In an email to the student body, Provost Steve Goldstein announced the next steps in the already long-running Strategic Plan. The university released a “preliminary framework” four weeks ago, which went through multiple rounds of committee discussions involving the entire campus.

The next steps for the plan involve taking it to the trustees, whose meeting last week was canceled due to the hurricane. The administration rescheduled the meeting for Nov. 27 but, for fear of further impeding the progress of discussion, moved forward with personal phone calls and meetings with trustees separately.

Goldstein wrote that once trustees have given their input, the administration will write an initial draft, which once again must go to committee and “will offer further opportunities for comment and discussion within the community.”

During the campus-wide committee process, many felt that the plan was too general for the plan to move forward smoothly. According to Goldstein, this new draft will narrow the language and “provide the greater specificity that many have been eager to see.”

* **Work to do**:
Extend the article on the university's Strategic Plan, beginning after its final sentence.

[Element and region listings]
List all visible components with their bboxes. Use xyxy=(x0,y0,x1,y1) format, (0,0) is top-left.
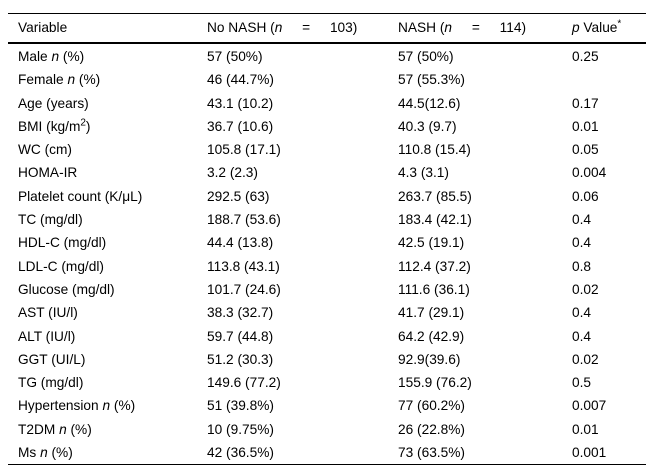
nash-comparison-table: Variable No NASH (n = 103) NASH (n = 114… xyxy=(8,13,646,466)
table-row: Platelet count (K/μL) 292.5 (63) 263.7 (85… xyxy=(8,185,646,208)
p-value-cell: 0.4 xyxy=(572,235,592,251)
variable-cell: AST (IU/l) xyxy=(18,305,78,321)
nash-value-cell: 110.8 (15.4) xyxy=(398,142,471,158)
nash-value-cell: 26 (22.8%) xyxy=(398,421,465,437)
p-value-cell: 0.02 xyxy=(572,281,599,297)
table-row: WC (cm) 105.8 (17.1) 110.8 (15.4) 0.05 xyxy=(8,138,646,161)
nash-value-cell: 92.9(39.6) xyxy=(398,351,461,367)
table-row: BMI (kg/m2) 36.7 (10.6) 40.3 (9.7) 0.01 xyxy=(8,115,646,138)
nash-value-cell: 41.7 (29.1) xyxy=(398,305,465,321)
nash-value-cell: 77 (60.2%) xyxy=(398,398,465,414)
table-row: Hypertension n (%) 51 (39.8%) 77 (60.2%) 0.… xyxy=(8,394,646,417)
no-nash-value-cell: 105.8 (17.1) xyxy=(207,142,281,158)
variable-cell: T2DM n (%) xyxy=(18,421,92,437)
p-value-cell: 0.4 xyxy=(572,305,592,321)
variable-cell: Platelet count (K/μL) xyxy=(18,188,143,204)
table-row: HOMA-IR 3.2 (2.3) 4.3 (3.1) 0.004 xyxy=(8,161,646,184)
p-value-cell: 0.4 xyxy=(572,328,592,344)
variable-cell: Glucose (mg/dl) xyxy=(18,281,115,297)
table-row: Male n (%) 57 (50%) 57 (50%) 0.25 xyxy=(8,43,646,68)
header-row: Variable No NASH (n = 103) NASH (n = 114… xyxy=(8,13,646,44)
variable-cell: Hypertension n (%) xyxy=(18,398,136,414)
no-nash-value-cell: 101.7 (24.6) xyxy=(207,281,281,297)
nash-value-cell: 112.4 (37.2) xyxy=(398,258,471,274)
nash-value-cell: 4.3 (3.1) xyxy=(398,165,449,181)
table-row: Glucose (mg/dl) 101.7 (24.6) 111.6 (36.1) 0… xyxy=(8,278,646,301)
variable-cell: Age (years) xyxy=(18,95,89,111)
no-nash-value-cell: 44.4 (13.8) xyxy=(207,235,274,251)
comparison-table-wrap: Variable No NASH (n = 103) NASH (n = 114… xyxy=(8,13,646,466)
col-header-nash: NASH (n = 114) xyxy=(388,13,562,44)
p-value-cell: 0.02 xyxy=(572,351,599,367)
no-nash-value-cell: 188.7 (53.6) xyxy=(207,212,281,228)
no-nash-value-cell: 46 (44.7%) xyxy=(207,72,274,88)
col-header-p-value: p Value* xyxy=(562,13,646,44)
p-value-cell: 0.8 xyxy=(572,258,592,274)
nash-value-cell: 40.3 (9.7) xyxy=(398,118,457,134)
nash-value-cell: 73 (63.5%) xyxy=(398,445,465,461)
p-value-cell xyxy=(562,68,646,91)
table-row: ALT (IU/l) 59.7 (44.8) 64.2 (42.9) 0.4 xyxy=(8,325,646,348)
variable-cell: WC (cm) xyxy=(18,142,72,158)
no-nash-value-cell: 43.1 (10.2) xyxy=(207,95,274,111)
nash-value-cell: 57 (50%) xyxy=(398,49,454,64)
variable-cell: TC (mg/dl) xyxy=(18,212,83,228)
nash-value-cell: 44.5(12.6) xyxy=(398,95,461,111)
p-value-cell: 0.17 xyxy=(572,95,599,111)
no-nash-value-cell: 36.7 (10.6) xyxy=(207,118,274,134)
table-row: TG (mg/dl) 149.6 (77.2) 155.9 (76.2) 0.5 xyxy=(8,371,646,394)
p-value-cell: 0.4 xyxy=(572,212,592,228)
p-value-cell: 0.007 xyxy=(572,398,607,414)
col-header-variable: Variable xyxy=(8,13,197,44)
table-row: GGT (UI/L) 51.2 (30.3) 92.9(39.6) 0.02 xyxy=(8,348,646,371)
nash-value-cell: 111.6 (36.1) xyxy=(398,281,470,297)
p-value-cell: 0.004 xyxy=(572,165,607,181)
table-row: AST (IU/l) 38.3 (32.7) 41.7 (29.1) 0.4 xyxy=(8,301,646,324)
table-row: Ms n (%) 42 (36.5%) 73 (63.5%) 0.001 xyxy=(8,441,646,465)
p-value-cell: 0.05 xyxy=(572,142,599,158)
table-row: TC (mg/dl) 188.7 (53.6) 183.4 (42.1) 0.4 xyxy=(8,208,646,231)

* **Output of the exercise**:
The deans and faculty from the Strategic Planning Steering Committee (SPSC) are going to draft the initial document in separate pieces.

“In this initial draft, each of the strategic directions in the framework will be rendered into specific objectives, along with concrete actions to realize them,” Goldstein said, addressing yet another concern of the faculty and student body.

The SPSC will have to wait until the board meeting later this month to report on the work that has been accomplished and receive cohesive feedback. Afterward, they will begin to write the initial draft.

After the initial draft is composed, it will, again, go into discussion. “The draft will then be discussed by the SPSC, and once approved, it will be submitted to the University Advisory Council and other standing bodies within the community for comments,” said Goldstein.

The document must be written by the beginning of December, when it is submitted to the faculty at their meeting on Dec. 6, and then to the Executive Committee of the Board of Trustees on Dec. 12 for what Goldstein calls “further discussion.”

Once discussed, Goldstein says the Strategic Plan will begin to come to a close. A final draft will be returned, “to be proposed to the Board of Trustees at its meeting on Jan. 22 and 23. The Board will then vote on the plan. Once we have an approved plan, a new process begins: implementing the plan.”